The subprocess cross section for the color-singlet gluon-gluon 
fusion \cite{berjon} is well known:
\begin{eqnarray}
&&\frac{d\hat{\sigma}}{d\hat{t}}({\rm singlet})
=
\frac{{\cal N}_1}{16\pi \hat{s}^2}~
%\nonumber\\
%&&~~\times
\left[
\frac{
 \hat{s}^2 (\hat{s}-4M_c^2)^2 
+\hat{t}^2 (\hat{t}-4M_c^2)^2 
+\hat{u}^2 (\hat{u}-4M_c^2)^2} 
{(\hat{s}-4M_c^2)^2 (\hat{t}-4M_c^2)^2 (\hat{u}-4M_c^2)^2 }
\right],
\end{eqnarray}
where the overall normalization ${\cal N}_1$ is defined as
\begin{equation}
{\cal N}_1 = {4 \over 9}~( 4 \pi \alpha_{s})^{2} (4 \pi \alpha) e_{c}^{2}
~M_{c}^{3} G_{1}(J/\psi).
\end{equation}
The parameter $G_1 (J/\psi)$, which is defined in NRQCD as
\begin{equation}
G_{1}( J/\psi) =  
\frac{\langle 0 | {\cal O}(^{3}S_1^{(1)}) | 0  \rangle}{3M_c^2}
=
\frac{3}{2\pi M_c^2}|R_S(0)|^2,
\end{equation}
is proportional to the probability of a color-singlet
$(c \overline{c})$ pair in the $(^{3}S^{(1)}_{1})$ partial wave state 
to form a physical  $J/\psi$ state.  
It is related to the leptonic decay width 
\begin{equation}
\Gamma ( J/\psi \rightarrow l^{+} l^{-} ) = {2 \over 3}~\pi e_{c}^{2}
\alpha^{2}~G_{1}(J/\psi),
\end{equation}
where $e_c = 2/3$. 
{}From the measured leptonic decay rate of $J/\psi$, one can extract
\begin{equation}
G_{1}(J/\psi) \approx 106~~{\rm MeV}.
\end{equation}
After including the radiative corrections of 
${\cal O}(\alpha_{s})$ with $\alpha_{s}(M_{c}) =0.27$, 
this value is increased to $\approx 184$ MeV.
Relativistic corrections tend to increase $G_{1} (J/\psi)$ further to
$\sim 195$ MeV \cite{jungilb}.

For the case of color-octet subprocesses,
we can use the average-squared amplitude of the processes
$\gamma+g~({\rm or}~q)

**RECORDS SHOWN:**
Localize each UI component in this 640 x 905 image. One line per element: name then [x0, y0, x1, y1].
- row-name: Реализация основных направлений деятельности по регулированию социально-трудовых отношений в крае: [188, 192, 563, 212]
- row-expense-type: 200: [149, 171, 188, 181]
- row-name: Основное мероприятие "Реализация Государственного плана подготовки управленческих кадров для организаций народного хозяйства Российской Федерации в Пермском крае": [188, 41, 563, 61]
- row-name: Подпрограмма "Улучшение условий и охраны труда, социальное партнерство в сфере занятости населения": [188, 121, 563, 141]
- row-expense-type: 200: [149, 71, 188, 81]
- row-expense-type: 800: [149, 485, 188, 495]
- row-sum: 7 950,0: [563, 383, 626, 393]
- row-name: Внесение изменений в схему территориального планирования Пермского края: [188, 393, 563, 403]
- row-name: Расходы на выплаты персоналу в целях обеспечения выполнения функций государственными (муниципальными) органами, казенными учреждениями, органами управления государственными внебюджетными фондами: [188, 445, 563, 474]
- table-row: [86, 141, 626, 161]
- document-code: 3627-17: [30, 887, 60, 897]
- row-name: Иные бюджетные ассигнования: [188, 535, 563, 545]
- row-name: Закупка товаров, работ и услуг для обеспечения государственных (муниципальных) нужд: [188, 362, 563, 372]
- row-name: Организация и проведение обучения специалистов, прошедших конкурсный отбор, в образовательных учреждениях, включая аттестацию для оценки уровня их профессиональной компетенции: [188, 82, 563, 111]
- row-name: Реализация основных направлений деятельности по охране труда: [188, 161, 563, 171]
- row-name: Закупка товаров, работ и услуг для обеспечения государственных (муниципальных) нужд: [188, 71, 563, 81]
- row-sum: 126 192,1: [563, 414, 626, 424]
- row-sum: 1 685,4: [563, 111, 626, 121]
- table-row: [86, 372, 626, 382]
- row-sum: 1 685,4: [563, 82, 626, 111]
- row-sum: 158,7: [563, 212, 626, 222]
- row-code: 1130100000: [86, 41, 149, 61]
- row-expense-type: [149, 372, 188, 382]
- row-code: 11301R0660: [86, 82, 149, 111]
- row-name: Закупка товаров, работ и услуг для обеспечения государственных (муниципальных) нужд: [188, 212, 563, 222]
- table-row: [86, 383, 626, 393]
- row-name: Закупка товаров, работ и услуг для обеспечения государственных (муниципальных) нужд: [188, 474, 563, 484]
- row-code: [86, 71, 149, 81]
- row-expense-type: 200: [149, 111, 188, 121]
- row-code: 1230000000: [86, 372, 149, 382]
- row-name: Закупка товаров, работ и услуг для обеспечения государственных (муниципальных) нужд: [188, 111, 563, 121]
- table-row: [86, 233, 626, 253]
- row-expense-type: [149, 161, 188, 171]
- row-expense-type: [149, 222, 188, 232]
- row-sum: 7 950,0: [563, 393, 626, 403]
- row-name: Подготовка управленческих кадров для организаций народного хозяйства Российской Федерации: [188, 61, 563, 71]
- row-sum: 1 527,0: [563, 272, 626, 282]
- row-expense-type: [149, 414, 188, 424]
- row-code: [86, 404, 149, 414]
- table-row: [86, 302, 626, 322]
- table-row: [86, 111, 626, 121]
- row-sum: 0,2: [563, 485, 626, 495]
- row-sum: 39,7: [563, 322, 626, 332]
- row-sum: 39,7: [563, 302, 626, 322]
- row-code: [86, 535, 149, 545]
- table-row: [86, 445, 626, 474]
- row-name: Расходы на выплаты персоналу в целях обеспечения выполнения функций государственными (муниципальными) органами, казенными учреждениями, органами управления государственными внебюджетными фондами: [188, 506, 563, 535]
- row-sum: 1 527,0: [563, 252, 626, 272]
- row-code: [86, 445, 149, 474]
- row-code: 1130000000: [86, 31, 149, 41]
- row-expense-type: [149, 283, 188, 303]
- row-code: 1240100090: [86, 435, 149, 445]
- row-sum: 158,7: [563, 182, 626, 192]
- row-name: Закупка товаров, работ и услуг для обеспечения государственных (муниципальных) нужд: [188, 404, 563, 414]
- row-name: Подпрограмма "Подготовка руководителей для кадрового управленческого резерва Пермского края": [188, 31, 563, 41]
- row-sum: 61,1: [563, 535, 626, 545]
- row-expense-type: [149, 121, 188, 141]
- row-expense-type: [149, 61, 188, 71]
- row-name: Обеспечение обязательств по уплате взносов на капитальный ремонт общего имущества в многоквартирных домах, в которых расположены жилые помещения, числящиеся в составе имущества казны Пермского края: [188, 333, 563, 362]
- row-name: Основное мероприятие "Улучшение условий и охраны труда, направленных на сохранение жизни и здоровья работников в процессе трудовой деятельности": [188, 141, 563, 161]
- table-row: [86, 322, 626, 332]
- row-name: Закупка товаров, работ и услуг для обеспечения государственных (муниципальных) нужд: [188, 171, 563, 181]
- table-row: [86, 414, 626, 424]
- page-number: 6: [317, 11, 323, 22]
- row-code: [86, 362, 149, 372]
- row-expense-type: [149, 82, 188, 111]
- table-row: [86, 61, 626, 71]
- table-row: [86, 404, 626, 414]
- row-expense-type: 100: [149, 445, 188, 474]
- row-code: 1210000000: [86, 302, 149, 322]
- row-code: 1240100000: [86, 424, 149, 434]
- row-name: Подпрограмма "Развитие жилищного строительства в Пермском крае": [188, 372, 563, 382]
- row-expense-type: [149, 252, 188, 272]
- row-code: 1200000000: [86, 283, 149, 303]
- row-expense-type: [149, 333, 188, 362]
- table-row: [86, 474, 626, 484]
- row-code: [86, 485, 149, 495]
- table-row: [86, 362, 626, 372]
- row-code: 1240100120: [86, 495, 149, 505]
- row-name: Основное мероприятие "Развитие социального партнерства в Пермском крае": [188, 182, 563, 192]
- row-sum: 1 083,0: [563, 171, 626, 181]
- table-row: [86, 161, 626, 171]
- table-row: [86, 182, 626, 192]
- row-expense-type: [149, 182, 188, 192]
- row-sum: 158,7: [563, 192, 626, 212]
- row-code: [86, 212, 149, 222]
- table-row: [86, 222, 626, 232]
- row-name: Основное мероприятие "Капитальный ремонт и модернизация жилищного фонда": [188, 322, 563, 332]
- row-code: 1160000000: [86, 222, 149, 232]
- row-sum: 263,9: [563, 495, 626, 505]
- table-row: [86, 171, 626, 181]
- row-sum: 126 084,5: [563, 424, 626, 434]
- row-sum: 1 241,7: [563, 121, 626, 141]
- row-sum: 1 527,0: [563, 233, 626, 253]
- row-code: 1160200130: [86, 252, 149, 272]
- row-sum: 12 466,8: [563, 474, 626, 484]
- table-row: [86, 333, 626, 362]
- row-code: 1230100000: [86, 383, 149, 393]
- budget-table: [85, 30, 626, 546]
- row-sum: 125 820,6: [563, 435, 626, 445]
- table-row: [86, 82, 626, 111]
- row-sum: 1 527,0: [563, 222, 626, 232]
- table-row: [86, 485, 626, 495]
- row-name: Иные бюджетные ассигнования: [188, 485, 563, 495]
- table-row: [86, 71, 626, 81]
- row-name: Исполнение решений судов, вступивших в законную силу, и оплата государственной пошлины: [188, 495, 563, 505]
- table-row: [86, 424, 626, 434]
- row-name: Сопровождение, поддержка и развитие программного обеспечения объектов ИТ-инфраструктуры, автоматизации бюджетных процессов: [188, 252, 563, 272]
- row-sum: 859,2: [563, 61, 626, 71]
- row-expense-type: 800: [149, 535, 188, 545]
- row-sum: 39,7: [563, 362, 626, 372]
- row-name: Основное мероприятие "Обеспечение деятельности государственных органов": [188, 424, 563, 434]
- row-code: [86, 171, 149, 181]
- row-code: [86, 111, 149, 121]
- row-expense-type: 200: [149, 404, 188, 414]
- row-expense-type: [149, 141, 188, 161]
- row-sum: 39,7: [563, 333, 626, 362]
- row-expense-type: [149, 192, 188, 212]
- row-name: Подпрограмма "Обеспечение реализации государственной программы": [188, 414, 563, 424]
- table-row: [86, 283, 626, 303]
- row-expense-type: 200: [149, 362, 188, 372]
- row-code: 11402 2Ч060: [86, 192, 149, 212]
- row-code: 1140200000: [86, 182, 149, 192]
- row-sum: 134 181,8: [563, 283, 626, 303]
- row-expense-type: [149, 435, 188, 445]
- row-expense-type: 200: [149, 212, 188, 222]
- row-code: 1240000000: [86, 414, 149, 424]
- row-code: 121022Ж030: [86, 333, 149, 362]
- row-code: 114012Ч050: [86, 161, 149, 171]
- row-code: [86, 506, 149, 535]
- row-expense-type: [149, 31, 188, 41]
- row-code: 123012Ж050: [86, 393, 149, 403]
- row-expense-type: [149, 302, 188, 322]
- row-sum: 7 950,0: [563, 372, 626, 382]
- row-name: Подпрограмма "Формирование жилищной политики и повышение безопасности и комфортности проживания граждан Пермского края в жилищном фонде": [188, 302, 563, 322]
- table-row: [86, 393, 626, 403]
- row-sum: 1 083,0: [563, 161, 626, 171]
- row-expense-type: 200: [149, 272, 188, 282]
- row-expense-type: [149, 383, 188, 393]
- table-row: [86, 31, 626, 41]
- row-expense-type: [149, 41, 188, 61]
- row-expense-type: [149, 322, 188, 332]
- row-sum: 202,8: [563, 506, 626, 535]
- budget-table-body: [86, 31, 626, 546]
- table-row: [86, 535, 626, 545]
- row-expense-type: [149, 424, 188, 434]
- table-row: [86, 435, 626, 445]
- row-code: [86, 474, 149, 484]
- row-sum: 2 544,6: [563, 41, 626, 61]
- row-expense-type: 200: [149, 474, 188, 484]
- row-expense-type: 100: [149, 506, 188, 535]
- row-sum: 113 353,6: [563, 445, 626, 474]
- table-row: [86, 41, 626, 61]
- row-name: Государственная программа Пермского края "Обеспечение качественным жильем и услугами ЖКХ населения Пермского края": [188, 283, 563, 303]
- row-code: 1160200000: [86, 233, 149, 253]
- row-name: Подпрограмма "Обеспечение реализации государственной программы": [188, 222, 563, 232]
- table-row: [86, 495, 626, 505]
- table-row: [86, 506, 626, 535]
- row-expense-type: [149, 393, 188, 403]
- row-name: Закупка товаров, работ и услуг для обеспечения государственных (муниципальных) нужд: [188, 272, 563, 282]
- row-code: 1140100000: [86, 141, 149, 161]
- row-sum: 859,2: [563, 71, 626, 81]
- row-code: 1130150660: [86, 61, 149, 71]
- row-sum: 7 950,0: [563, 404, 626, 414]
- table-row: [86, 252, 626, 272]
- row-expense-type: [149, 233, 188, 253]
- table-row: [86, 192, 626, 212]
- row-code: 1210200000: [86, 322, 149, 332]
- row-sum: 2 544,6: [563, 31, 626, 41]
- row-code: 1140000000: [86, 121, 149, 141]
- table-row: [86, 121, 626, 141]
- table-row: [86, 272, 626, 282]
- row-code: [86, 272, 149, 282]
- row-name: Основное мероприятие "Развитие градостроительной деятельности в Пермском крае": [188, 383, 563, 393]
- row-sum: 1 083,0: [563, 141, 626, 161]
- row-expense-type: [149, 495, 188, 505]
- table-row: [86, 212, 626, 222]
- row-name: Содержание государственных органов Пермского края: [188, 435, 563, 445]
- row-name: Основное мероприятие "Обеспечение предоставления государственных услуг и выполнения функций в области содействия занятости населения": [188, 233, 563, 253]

**EXERCISE TASKS:**
a) According to the J/psi passage, roughly what value does $G_1(J/\psi)$ reach after the ${\cal O}(\alpha_s)$ radiative corrections are included?
b) Duplicate the J/psi passage word for word from "It is related" to "to $\approx 184$ MeV.".

**ANSWERS FOR THE EXERCISE:**
a) About 184 MeV.

b)
It is related to the leptonic decay width 
\begin{equation}
\Gamma ( J/\psi \rightarrow l^{+} l^{-} ) = {2 \over 3}~\pi e_{c}^{2}
\alpha^{2}~G_{1}(J/\psi),
\end{equation}
where $e_c = 2/3$. 
{}From the measured leptonic decay rate of $J/\psi$, one can extract
\begin{equation}
G_{1}(J/\psi) \approx 106~~{\rm MeV}.
\end{equation}
After including the radiative corrections of 
${\cal O}(\alpha_{s})$ with $\alpha_{s}(M_{c}) =0.27$, 
this value is increased to $\approx 184$ MeV.